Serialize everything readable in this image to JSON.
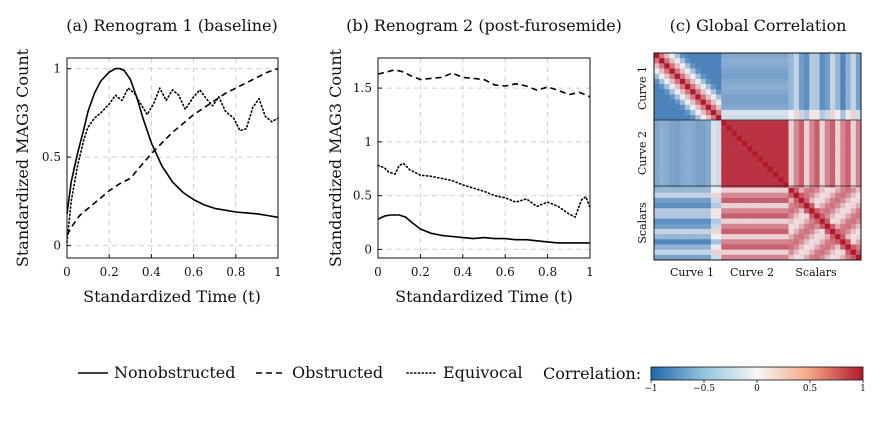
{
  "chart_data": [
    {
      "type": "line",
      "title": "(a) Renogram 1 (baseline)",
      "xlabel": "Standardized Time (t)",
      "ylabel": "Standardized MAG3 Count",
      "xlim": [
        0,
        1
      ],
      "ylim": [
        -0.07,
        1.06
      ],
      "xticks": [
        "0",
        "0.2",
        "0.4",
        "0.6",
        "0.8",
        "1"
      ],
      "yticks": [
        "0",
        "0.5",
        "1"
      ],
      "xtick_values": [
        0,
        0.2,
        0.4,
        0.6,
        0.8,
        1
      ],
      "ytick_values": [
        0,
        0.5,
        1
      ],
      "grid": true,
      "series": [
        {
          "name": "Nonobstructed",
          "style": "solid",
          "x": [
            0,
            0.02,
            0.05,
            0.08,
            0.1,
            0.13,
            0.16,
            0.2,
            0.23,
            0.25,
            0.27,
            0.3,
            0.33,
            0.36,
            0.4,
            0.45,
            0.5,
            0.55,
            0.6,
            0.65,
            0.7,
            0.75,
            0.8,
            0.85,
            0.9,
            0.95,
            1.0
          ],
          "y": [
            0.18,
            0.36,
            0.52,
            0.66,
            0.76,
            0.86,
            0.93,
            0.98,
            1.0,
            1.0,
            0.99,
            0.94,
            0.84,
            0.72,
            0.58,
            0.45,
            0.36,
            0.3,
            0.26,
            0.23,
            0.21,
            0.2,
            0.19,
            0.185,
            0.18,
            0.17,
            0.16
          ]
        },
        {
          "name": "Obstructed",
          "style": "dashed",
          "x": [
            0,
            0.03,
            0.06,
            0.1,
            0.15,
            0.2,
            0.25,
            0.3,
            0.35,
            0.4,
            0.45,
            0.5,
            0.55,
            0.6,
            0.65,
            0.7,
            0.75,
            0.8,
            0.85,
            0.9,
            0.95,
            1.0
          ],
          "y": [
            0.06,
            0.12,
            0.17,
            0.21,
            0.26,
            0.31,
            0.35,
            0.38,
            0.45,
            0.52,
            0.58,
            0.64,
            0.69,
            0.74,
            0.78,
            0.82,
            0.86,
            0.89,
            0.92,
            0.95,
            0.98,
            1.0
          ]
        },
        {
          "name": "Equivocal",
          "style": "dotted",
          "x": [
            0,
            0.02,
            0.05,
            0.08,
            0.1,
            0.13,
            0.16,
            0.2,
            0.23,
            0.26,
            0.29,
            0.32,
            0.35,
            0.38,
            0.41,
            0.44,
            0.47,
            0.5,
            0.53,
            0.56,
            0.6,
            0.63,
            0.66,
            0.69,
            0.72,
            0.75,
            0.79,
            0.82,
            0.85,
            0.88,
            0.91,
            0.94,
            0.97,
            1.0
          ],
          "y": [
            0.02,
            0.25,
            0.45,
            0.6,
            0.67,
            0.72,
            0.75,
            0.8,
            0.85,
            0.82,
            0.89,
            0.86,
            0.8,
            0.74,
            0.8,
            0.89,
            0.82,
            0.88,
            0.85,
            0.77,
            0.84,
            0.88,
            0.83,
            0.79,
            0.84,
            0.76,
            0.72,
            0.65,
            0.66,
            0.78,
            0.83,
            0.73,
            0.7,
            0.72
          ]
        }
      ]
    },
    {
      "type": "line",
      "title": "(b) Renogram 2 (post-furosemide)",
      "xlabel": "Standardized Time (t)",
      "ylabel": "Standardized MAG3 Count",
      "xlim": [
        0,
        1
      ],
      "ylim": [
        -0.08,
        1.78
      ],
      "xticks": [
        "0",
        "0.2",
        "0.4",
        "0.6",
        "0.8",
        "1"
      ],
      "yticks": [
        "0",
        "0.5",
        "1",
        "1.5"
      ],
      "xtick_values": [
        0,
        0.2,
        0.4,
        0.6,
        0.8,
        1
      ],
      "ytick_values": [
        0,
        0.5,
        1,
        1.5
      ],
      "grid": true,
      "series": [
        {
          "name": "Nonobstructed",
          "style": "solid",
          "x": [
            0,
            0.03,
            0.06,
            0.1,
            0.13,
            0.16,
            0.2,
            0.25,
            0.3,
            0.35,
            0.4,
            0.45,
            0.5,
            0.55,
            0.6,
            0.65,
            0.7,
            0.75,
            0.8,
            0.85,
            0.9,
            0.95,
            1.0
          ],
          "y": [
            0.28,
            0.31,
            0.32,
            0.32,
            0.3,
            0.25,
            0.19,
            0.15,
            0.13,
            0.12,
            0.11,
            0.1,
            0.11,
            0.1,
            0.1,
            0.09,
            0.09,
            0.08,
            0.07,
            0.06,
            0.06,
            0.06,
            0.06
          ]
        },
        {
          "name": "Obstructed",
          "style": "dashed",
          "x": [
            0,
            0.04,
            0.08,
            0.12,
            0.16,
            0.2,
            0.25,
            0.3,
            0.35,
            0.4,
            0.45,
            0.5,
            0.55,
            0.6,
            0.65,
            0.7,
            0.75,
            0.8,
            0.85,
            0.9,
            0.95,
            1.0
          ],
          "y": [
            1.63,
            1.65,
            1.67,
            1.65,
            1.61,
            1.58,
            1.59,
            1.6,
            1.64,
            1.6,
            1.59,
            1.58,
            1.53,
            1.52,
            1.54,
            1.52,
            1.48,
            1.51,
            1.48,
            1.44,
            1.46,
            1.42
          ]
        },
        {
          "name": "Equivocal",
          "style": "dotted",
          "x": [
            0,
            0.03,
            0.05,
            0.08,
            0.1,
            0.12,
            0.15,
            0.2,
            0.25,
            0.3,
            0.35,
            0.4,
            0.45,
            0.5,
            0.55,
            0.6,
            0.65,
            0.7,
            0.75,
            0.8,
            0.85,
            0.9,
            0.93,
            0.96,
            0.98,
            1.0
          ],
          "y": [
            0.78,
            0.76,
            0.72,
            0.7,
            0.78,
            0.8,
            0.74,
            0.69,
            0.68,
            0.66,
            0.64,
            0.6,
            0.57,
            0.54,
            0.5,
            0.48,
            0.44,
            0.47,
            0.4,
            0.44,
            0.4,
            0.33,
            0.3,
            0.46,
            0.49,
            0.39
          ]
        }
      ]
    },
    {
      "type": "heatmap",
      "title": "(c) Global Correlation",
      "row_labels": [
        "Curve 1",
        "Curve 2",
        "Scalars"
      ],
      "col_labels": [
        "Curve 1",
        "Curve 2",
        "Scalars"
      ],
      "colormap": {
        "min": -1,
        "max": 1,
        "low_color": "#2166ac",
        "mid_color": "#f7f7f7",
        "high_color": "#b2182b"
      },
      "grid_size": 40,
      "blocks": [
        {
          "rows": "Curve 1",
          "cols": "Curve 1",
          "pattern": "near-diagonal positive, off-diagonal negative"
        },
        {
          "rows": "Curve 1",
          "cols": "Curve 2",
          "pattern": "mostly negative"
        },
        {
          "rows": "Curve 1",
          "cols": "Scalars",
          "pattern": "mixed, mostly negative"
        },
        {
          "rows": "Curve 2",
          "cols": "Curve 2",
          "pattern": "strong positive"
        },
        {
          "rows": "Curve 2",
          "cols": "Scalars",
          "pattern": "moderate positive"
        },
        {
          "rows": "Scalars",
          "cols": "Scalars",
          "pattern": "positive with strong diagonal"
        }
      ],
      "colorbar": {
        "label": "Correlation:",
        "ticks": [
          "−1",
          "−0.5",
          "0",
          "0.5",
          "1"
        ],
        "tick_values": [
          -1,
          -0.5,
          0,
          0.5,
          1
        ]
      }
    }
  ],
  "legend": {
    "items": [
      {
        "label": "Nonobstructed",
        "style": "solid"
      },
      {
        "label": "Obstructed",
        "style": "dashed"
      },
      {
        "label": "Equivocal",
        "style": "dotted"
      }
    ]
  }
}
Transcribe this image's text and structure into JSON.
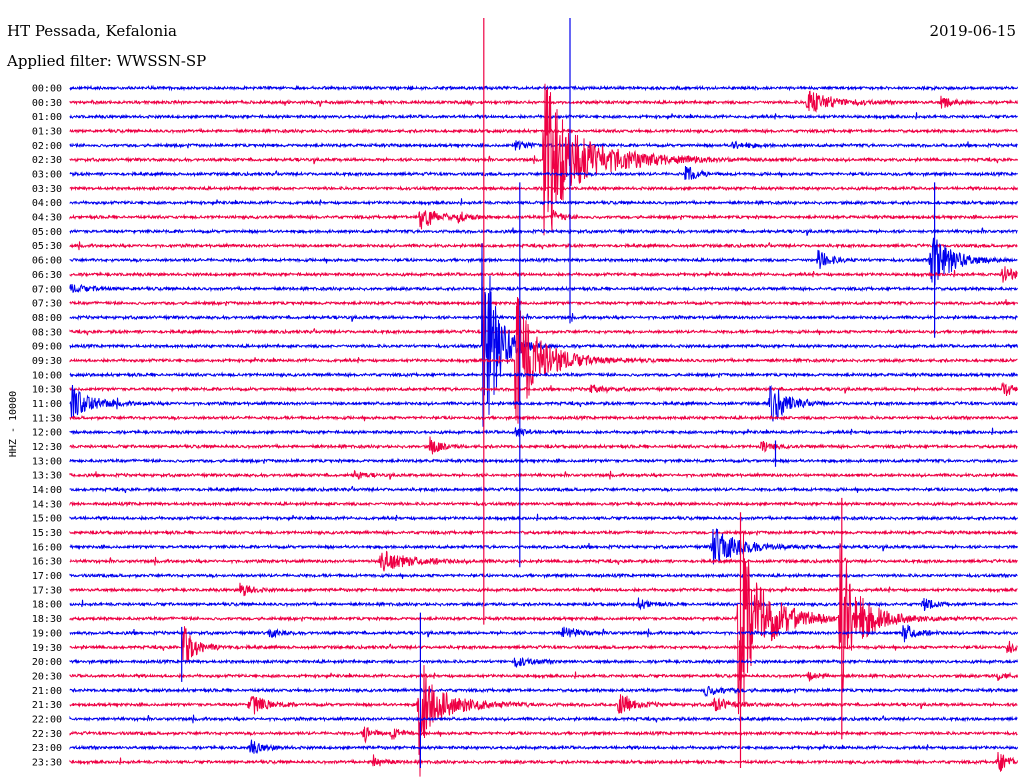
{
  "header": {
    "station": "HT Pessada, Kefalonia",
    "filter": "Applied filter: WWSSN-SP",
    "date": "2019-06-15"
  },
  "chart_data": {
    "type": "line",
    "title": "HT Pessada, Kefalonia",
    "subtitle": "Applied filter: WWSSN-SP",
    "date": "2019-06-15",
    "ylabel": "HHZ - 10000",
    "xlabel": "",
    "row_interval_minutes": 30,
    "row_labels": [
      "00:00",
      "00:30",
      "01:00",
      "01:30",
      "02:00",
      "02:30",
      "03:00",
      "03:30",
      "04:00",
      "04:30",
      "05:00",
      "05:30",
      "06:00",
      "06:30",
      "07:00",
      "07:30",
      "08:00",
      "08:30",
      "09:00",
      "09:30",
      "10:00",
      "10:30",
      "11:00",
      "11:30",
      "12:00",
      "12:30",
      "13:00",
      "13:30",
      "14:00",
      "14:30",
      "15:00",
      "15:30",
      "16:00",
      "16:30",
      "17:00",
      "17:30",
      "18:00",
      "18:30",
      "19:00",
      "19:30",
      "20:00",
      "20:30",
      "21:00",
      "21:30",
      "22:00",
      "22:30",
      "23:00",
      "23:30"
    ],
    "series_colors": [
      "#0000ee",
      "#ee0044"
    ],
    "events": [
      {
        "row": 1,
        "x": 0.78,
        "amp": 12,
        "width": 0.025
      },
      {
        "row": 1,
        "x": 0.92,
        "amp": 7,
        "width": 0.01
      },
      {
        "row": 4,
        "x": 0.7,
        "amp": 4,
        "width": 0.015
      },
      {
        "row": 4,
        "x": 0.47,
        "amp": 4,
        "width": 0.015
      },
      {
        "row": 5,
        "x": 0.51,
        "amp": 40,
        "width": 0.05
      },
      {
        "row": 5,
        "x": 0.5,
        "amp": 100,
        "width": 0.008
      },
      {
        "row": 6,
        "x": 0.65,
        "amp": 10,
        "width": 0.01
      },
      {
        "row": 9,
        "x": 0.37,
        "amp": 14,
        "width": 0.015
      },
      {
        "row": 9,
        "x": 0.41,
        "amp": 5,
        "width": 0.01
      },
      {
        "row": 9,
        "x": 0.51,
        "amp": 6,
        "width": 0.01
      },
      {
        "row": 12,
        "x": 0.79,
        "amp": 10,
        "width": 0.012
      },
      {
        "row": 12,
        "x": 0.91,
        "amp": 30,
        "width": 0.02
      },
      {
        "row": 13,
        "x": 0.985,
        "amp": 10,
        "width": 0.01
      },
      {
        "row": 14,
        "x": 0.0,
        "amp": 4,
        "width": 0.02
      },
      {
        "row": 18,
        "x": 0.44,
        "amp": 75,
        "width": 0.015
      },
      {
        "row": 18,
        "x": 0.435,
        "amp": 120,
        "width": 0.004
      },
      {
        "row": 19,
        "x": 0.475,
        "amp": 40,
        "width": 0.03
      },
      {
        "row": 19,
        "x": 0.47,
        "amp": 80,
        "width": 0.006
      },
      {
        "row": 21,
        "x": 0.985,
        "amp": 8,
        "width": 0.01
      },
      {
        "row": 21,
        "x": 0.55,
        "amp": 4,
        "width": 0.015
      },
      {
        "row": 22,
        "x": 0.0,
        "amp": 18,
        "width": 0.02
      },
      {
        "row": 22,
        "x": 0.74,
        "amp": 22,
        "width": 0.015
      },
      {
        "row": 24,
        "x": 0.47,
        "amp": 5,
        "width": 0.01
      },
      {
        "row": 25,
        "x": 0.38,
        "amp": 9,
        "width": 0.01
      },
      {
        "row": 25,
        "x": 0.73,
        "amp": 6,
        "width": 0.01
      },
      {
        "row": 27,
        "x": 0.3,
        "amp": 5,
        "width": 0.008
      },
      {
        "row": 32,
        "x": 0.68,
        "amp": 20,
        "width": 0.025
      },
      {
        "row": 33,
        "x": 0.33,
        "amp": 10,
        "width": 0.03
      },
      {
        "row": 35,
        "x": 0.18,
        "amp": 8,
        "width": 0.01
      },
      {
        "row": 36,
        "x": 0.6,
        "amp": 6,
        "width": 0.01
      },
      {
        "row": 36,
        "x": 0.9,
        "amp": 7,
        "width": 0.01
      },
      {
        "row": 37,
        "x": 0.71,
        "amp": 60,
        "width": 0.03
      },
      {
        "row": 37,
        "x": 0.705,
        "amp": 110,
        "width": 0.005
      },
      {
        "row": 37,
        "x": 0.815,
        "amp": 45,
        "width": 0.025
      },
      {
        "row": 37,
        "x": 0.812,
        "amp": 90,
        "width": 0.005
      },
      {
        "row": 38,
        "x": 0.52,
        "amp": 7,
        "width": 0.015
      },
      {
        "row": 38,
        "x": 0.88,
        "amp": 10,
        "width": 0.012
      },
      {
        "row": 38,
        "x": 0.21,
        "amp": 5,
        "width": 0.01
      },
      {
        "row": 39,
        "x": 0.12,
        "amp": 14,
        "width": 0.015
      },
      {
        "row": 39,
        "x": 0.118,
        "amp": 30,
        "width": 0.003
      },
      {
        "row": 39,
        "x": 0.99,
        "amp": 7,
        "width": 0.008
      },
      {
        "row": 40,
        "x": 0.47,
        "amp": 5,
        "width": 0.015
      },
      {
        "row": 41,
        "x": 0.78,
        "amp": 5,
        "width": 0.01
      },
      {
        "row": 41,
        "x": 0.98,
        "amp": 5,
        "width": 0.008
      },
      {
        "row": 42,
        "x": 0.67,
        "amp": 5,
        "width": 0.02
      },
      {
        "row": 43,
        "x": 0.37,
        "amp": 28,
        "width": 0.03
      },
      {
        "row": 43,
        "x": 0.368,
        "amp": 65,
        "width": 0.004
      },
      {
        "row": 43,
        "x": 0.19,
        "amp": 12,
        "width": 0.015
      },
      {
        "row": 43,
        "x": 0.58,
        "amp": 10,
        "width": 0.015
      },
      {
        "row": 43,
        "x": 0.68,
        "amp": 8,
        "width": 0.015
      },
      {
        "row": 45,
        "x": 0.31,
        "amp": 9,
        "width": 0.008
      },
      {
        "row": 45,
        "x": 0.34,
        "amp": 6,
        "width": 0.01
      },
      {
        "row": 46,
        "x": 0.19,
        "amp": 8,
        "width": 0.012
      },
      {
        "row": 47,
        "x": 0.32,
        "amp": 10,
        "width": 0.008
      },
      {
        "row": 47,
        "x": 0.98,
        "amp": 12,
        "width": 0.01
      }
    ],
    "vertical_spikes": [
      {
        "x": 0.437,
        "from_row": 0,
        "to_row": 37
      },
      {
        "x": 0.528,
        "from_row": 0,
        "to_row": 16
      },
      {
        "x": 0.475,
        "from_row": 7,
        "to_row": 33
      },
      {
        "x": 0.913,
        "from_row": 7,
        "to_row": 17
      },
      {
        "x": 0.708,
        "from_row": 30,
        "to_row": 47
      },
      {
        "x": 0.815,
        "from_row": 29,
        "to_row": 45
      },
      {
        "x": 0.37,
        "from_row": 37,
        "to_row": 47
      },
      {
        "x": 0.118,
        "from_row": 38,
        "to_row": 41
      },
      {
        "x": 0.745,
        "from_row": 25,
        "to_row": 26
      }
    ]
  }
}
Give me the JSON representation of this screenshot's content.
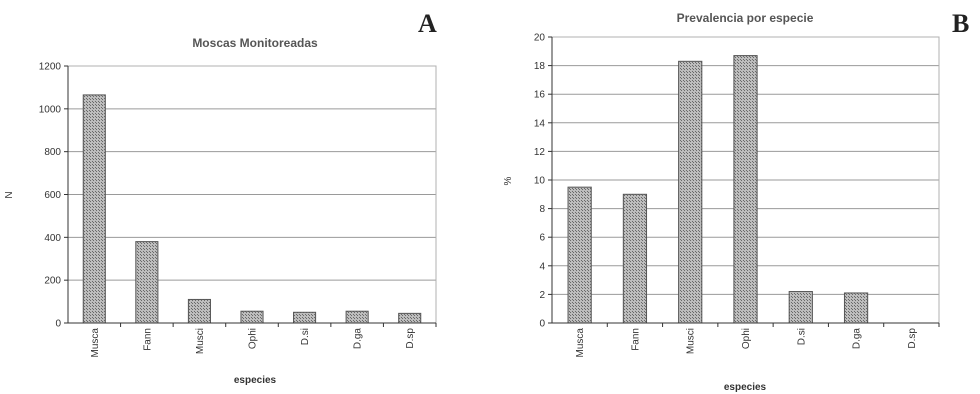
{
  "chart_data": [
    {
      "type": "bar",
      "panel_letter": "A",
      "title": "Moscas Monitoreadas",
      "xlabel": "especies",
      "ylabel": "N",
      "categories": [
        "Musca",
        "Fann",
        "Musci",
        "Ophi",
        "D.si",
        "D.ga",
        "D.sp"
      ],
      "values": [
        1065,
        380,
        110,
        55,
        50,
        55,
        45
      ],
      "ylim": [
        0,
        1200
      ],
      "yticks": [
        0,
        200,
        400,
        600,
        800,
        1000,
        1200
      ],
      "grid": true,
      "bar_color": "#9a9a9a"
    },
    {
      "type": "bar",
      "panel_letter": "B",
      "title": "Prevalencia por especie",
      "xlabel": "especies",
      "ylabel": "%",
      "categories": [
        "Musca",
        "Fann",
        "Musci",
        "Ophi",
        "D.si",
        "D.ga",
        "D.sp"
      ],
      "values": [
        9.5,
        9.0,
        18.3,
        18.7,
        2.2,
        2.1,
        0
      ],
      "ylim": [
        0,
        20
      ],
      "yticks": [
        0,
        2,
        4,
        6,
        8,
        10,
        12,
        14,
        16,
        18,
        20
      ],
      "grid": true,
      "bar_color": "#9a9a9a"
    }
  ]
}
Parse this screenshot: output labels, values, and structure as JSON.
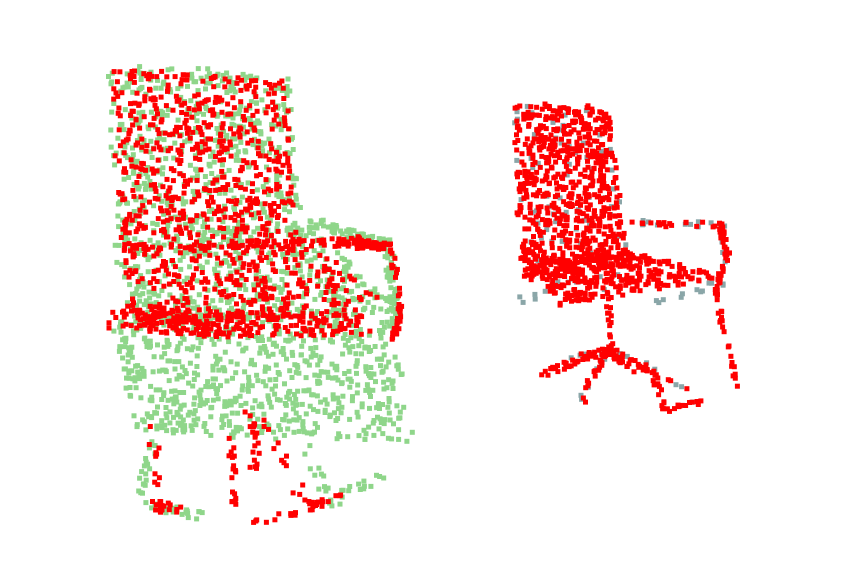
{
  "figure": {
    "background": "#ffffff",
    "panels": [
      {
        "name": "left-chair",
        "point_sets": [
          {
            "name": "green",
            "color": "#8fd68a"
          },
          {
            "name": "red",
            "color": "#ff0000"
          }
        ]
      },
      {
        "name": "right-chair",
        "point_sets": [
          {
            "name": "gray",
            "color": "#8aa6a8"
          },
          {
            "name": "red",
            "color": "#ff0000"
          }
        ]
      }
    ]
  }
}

========================================================================

Exercise task:
With the pictures left out, please output each line from the one containing "Parse this screenshot: output" through the end of the entries, exactly as it is.

Written answer:
Parse this screenshot: output labels, values, and structure as JSON.
{
  "figure": {
    "background": "#ffffff",
    "panels": [
      {
        "name": "left-chair",
        "point_sets": [
          {
            "name": "green",
            "color": "#8fd68a"
          },
          {
            "name": "red",
            "color": "#ff0000"
          }
        ]
      },
      {
        "name": "right-chair",
        "point_sets": [
          {
            "name": "gray",
            "color": "#8aa6a8"
          },
          {
            "name": "red",
            "color": "#ff0000"
          }
        ]
      }
    ]
  }
}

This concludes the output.